— Aim —
Return every entry exactly as written.

=-=-=

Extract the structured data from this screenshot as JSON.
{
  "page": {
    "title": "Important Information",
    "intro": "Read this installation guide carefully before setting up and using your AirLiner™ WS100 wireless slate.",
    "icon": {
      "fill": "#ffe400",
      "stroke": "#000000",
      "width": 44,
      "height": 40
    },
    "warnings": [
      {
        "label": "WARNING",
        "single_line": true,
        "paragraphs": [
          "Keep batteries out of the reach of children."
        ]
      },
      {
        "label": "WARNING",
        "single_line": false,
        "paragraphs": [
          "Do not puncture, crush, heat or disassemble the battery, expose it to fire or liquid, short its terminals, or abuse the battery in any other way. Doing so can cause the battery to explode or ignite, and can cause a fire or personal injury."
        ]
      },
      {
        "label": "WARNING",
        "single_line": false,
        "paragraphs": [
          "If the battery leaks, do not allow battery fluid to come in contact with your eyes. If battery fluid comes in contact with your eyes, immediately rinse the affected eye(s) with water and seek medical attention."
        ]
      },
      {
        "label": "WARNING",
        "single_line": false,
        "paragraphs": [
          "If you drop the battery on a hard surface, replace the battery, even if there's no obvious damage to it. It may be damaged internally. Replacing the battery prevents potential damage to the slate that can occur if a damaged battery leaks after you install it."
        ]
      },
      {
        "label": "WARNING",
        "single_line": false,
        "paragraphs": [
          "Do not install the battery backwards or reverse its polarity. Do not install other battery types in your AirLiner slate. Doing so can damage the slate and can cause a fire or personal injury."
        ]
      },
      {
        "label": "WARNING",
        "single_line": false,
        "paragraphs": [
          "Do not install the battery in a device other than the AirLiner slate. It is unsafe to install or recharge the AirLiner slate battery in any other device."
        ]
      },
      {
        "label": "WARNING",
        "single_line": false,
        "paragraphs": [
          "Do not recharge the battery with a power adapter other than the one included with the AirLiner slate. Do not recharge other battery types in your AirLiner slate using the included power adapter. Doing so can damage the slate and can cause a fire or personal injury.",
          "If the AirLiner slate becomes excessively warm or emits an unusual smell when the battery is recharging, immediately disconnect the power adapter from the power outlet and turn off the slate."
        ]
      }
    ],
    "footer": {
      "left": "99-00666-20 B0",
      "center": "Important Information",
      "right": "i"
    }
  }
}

=-=-=

— Result below —
Extract the structured data from this screenshot as JSON.
{
  "page": {
    "title": "Important Information",
    "intro": "Read this installation guide carefully before setting up and using your AirLiner™ WS100 wireless slate.",
    "icon": {
      "fill": "#ffe400",
      "stroke": "#000000",
      "width": 44,
      "height": 40
    },
    "warnings": [
      {
        "label": "WARNING",
        "single_line": true,
        "paragraphs": [
          "Keep batteries out of the reach of children."
        ]
      },
      {
        "label": "WARNING",
        "single_line": false,
        "paragraphs": [
          "Do not puncture, crush, heat or disassemble the battery, expose it to fire or liquid, short its terminals, or abuse the battery in any other way. Doing so can cause the battery to explode or ignite, and can cause a fire or personal injury."
        ]
      },
      {
        "label": "WARNING",
        "single_line": false,
        "paragraphs": [
          "If the battery leaks, do not allow battery fluid to come in contact with your eyes. If battery fluid comes in contact with your eyes, immediately rinse the affected eye(s) with water and seek medical attention."
        ]
      },
      {
        "label": "WARNING",
        "single_line": false,
        "paragraphs": [
          "If you drop the battery on a hard surface, replace the battery, even if there's no obvious damage to it. It may be damaged internally. Replacing the battery prevents potential damage to the slate that can occur if a damaged battery leaks after you install it."
        ]
      },
      {
        "label": "WARNING",
        "single_line": false,
        "paragraphs": [
          "Do not install the battery backwards or reverse its polarity. Do not install other battery types in your AirLiner slate. Doing so can damage the slate and can cause a fire or personal injury."
        ]
      },
      {
        "label": "WARNING",
        "single_line": false,
        "paragraphs": [
          "Do not install the battery in a device other than the AirLiner slate. It is unsafe to install or recharge the AirLiner slate battery in any other device."
        ]
      },
      {
        "label": "WARNING",
        "single_line": false,
        "paragraphs": [
          "Do not recharge the battery with a power adapter other than the one included with the AirLiner slate. Do not recharge other battery types in your AirLiner slate using the included power adapter. Doing so can damage the slate and can cause a fire or personal injury.",
          "If the AirLiner slate becomes excessively warm or emits an unusual smell when the battery is recharging, immediately disconnect the power adapter from the power outlet and turn off the slate."
        ]
      }
    ],
    "footer": {
      "left": "99-00666-20 B0",
      "center": "Important Information",
      "right": "i"
    }
  }
}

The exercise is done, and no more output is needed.